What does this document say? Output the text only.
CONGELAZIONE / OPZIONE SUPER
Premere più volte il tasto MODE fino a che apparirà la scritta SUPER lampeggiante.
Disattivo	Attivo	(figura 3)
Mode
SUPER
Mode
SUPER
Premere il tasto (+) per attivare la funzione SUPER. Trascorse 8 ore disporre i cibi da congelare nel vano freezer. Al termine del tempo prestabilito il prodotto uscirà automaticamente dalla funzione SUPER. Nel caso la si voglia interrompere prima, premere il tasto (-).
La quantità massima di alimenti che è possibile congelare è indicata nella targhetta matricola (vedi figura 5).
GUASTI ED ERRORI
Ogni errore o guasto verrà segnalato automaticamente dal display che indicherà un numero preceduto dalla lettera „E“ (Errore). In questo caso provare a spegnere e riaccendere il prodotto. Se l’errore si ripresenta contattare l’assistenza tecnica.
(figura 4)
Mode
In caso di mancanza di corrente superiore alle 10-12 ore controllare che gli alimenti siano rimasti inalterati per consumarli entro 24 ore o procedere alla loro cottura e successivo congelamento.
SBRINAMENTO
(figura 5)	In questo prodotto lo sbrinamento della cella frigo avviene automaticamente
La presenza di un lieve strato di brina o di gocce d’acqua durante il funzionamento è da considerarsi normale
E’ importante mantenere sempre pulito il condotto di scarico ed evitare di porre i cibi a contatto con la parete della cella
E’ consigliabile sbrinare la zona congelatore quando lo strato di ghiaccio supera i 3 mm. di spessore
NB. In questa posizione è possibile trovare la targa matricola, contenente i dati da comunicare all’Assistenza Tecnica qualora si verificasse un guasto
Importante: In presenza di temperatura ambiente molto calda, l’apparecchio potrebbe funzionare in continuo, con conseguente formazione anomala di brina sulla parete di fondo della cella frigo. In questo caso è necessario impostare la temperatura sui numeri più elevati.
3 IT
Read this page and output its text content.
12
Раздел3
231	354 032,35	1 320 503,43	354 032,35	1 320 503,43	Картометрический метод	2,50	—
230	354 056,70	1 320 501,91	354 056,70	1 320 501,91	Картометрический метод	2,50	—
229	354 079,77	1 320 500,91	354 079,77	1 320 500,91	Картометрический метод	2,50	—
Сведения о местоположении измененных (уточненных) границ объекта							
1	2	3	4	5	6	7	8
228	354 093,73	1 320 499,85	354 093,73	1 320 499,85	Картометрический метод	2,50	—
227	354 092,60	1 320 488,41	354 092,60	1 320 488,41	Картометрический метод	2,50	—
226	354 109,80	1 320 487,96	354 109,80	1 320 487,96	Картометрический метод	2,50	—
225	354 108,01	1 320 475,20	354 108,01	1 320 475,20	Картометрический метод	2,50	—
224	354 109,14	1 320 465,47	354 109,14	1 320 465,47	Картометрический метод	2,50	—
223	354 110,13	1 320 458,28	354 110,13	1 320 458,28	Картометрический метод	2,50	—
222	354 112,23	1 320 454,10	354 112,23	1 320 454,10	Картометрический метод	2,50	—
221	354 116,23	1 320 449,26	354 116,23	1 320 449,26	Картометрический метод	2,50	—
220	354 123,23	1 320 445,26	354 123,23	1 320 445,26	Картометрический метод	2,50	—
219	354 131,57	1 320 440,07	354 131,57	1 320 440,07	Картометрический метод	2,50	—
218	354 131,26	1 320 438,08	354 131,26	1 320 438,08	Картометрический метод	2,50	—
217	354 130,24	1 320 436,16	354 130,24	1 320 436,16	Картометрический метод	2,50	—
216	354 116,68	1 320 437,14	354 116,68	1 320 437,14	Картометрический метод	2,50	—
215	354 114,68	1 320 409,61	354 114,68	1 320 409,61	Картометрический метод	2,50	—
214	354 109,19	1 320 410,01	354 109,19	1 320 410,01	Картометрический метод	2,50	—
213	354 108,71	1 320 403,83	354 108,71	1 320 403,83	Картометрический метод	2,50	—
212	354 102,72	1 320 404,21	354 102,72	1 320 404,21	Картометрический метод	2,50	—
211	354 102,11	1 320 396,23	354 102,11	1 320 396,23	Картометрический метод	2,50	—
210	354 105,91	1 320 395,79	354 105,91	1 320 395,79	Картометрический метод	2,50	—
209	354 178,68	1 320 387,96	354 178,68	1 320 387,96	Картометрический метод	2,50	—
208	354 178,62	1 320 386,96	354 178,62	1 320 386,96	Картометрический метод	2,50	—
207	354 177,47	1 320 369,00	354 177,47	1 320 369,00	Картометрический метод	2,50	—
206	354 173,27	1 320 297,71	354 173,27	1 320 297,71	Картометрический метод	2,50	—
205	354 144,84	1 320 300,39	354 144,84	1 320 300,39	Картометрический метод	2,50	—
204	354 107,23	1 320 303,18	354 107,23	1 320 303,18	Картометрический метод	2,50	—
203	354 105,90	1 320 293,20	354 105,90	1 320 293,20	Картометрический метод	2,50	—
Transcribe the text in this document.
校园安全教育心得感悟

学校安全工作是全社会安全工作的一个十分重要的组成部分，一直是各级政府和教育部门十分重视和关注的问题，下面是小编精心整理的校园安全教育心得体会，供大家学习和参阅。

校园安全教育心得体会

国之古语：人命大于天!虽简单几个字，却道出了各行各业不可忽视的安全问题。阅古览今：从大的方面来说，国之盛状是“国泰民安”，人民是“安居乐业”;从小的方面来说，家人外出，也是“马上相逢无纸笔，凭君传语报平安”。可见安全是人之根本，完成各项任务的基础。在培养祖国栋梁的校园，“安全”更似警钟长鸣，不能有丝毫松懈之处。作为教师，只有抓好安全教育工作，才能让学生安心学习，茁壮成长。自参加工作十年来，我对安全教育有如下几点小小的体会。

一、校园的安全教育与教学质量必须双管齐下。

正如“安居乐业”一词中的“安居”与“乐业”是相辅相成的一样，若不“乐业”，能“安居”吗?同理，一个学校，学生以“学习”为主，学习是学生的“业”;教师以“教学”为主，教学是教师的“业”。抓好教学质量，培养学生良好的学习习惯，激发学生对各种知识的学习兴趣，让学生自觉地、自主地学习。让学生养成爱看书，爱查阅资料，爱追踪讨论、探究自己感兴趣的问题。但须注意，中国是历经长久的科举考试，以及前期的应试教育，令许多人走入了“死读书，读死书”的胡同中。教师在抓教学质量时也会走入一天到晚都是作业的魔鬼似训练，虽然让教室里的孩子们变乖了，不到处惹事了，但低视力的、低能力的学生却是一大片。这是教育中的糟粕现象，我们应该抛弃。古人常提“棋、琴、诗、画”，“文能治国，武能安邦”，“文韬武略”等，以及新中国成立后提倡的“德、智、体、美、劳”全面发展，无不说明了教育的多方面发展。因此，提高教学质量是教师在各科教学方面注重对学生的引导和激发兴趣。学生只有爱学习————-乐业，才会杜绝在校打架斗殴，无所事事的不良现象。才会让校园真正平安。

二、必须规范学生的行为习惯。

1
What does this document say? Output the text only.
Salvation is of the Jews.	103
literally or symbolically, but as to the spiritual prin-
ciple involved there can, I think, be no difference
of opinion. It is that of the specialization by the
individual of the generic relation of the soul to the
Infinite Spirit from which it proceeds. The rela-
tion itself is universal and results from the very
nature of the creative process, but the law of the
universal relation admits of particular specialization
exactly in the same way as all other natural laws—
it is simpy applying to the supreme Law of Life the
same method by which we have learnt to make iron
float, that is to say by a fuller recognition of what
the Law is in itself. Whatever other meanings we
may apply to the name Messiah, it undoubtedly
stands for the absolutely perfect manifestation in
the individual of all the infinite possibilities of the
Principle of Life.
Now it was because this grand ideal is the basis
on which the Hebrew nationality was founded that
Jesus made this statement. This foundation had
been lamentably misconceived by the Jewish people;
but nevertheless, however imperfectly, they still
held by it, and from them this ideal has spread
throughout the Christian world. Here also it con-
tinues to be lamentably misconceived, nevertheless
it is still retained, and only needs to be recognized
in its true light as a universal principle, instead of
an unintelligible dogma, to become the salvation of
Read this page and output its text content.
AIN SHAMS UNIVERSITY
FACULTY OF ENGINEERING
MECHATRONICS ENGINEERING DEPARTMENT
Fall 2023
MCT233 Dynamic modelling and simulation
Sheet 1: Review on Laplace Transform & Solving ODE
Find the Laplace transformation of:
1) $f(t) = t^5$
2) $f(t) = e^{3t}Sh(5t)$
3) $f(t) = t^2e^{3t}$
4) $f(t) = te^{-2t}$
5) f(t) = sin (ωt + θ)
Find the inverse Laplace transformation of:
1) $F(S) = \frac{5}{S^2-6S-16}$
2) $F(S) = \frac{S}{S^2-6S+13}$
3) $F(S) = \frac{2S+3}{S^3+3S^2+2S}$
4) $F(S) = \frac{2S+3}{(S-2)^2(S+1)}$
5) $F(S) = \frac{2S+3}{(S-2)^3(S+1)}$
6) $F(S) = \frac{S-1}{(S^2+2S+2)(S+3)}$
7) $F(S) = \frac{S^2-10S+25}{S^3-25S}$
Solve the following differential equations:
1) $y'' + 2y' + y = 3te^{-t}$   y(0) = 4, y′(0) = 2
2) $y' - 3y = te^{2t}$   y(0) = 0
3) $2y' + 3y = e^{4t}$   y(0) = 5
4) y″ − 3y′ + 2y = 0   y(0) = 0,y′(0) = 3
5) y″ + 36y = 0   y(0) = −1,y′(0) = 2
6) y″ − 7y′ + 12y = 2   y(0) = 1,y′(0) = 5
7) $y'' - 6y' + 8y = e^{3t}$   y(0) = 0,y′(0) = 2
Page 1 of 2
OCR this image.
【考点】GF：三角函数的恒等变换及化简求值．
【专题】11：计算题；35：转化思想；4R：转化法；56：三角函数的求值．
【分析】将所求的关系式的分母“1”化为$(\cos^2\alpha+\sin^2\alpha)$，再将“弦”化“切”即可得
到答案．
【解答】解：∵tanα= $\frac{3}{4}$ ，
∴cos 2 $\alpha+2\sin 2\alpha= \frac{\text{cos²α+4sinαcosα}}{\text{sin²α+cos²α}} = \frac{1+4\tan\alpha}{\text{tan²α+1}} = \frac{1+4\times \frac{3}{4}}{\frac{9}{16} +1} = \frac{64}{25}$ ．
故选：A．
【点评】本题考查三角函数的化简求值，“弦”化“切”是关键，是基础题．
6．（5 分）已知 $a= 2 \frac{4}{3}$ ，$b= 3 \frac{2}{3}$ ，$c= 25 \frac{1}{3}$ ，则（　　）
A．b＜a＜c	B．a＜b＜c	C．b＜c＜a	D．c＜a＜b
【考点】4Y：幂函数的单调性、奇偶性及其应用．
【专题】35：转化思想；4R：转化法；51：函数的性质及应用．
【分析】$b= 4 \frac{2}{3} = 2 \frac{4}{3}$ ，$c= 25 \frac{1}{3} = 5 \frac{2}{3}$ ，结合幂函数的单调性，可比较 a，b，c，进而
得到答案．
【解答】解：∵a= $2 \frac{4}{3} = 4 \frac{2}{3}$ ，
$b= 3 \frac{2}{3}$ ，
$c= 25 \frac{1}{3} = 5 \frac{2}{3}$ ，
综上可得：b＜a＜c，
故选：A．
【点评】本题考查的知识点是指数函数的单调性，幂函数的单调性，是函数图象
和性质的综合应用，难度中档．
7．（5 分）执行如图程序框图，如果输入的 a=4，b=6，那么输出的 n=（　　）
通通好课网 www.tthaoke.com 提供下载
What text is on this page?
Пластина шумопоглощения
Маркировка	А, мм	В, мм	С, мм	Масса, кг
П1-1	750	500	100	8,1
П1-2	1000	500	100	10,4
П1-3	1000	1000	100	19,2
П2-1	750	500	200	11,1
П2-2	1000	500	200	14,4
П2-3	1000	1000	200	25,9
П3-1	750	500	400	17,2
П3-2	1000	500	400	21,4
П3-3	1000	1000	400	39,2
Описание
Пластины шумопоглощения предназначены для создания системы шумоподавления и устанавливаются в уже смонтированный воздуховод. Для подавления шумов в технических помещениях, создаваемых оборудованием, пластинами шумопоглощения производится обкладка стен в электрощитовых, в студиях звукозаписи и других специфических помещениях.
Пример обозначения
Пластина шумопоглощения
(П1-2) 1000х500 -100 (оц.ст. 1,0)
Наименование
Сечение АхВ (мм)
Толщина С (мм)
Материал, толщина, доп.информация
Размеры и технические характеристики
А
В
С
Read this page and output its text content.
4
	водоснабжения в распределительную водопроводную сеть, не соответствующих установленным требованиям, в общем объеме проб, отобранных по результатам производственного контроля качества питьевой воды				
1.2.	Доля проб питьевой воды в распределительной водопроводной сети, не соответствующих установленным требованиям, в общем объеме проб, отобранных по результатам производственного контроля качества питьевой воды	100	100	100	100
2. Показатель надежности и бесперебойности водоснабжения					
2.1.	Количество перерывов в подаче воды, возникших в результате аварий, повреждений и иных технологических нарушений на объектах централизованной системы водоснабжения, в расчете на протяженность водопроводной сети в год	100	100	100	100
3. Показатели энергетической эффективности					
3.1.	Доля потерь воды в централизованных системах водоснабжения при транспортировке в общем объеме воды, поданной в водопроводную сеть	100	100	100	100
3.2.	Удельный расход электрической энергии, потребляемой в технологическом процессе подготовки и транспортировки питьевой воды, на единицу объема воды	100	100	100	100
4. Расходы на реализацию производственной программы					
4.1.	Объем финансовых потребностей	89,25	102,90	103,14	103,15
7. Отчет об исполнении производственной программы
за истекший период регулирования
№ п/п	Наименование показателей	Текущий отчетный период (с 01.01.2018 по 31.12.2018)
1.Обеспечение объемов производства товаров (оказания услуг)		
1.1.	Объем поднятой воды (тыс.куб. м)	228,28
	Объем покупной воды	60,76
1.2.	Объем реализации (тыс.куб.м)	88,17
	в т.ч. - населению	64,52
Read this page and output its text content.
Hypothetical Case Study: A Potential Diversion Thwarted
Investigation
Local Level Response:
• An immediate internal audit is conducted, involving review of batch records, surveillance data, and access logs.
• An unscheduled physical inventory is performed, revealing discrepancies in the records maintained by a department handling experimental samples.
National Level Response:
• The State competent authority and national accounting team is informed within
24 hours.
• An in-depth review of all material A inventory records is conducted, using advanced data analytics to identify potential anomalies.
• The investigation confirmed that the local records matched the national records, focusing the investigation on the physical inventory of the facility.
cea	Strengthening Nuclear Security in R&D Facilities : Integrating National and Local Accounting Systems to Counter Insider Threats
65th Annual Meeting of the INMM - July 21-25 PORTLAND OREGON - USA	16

> _Task statement_: How many lines in the records above contain the word "ENGINEERING"? Reply with the number and nothing more.

> _Answer for this exercise_: 2